[Extracted data entries]
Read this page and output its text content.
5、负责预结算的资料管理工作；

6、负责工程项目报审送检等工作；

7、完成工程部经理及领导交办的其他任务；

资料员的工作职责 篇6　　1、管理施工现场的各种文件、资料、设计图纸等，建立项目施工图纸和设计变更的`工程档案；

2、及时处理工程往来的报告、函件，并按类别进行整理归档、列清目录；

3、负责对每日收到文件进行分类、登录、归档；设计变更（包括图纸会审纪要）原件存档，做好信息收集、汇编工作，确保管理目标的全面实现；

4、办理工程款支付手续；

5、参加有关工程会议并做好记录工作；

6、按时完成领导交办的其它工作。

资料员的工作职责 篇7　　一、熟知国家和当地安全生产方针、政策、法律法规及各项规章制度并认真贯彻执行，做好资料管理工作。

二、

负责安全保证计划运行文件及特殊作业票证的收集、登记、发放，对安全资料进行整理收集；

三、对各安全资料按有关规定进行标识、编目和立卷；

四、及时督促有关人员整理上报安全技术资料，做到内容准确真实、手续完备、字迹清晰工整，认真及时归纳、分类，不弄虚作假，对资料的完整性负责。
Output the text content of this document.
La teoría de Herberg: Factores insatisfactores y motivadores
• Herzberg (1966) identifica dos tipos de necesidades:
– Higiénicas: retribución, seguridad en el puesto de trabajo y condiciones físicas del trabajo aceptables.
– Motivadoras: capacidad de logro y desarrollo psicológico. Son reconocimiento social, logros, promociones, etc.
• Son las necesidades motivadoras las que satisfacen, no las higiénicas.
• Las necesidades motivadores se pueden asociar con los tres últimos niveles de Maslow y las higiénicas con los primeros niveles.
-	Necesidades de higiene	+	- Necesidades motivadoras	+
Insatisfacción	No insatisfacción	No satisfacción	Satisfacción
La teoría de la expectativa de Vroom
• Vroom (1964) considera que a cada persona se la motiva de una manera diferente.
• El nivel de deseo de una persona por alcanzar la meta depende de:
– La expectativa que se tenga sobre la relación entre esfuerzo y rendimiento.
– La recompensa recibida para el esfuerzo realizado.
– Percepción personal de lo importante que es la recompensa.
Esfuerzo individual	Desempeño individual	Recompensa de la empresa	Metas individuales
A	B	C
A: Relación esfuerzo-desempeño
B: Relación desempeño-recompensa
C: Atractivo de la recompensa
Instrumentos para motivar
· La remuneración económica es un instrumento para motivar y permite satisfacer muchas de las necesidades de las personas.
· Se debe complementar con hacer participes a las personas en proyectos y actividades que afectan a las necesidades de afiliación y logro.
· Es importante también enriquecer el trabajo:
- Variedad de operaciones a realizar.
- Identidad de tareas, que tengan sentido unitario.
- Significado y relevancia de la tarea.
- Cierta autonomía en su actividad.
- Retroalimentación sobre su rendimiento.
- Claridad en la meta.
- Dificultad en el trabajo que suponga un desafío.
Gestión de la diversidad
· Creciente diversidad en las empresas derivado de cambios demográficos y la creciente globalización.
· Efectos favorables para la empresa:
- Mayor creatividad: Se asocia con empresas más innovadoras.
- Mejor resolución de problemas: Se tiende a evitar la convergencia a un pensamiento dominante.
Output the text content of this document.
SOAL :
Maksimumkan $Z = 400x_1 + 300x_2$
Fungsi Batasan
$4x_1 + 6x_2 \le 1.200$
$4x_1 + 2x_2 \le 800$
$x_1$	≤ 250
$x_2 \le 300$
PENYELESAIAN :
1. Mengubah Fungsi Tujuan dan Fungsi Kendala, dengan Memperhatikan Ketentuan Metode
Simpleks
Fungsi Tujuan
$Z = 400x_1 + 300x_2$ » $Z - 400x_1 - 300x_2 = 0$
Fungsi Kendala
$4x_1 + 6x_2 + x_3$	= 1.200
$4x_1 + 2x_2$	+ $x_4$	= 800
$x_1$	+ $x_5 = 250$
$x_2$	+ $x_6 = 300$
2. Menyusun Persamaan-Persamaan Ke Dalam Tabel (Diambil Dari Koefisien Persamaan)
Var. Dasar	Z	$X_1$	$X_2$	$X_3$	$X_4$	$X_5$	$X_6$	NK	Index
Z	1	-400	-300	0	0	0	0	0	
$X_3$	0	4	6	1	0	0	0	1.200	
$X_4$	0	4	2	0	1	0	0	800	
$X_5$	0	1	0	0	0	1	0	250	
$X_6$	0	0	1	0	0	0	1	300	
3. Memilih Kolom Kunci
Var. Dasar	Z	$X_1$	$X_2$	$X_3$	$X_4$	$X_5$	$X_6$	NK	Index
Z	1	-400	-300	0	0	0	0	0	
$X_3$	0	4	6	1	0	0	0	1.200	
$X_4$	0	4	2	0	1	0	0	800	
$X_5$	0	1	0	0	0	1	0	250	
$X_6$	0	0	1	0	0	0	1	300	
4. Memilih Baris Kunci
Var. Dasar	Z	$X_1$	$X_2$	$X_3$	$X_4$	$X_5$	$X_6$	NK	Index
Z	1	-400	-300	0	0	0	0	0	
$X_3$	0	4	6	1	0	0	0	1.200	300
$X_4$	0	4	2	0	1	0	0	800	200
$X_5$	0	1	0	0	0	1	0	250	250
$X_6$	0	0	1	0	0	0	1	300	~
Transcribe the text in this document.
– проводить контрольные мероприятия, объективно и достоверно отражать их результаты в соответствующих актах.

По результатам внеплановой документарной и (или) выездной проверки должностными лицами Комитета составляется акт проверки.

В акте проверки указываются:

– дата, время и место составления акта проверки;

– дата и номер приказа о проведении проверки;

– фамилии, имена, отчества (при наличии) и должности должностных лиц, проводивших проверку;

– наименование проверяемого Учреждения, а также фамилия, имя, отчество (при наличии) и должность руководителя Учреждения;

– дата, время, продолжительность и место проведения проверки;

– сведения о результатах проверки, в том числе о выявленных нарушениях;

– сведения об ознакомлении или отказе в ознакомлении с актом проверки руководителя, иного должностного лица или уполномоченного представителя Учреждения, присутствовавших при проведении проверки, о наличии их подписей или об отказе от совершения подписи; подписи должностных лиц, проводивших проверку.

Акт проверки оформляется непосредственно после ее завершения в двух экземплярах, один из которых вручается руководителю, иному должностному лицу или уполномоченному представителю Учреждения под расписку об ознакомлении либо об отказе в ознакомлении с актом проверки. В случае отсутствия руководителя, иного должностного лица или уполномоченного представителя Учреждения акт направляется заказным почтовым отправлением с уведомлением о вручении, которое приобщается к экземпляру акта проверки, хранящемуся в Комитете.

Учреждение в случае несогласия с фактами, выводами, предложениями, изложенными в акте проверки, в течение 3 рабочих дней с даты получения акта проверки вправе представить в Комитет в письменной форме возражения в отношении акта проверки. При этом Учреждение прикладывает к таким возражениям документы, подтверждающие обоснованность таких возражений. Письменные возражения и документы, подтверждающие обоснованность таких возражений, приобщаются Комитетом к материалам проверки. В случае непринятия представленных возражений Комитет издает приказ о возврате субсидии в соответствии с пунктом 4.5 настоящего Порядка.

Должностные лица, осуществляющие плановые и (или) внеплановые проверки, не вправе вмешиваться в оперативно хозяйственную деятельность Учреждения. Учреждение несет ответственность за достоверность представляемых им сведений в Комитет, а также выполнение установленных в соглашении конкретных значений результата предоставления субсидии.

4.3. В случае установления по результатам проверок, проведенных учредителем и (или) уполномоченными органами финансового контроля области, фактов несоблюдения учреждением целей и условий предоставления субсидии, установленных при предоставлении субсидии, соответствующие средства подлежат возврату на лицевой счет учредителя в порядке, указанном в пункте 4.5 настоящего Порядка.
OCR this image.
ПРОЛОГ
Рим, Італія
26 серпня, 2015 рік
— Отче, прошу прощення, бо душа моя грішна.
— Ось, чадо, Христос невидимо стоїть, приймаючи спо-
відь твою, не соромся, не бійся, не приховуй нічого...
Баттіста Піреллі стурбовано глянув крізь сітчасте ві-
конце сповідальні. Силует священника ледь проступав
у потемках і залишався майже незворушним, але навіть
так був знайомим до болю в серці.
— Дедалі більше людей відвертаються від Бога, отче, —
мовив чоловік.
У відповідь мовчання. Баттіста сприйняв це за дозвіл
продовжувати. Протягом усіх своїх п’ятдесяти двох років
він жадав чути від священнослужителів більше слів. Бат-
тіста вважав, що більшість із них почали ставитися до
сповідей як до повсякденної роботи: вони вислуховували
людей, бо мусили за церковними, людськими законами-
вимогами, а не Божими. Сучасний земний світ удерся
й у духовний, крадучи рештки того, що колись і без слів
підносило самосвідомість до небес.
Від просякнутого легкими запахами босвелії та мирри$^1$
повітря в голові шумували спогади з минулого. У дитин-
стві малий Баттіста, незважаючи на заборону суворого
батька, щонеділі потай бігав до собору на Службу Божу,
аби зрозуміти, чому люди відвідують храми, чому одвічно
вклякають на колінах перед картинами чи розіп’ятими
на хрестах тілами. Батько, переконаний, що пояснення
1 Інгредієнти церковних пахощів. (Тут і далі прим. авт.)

## What you will do
Copy out all lines where the word "сведения" appears.

## Final answer
– сведения о результатах проверки, в том числе о выявленных нарушениях;
– сведения об ознакомлении или отказе в ознакомлении с актом проверки руководителя, иного должностного лица или уполномоченного представителя Учреждения, присутствовавших при проведении проверки, о наличии их подписей или об отказе от совершения подписи; подписи должностных лиц, проводивших проверку.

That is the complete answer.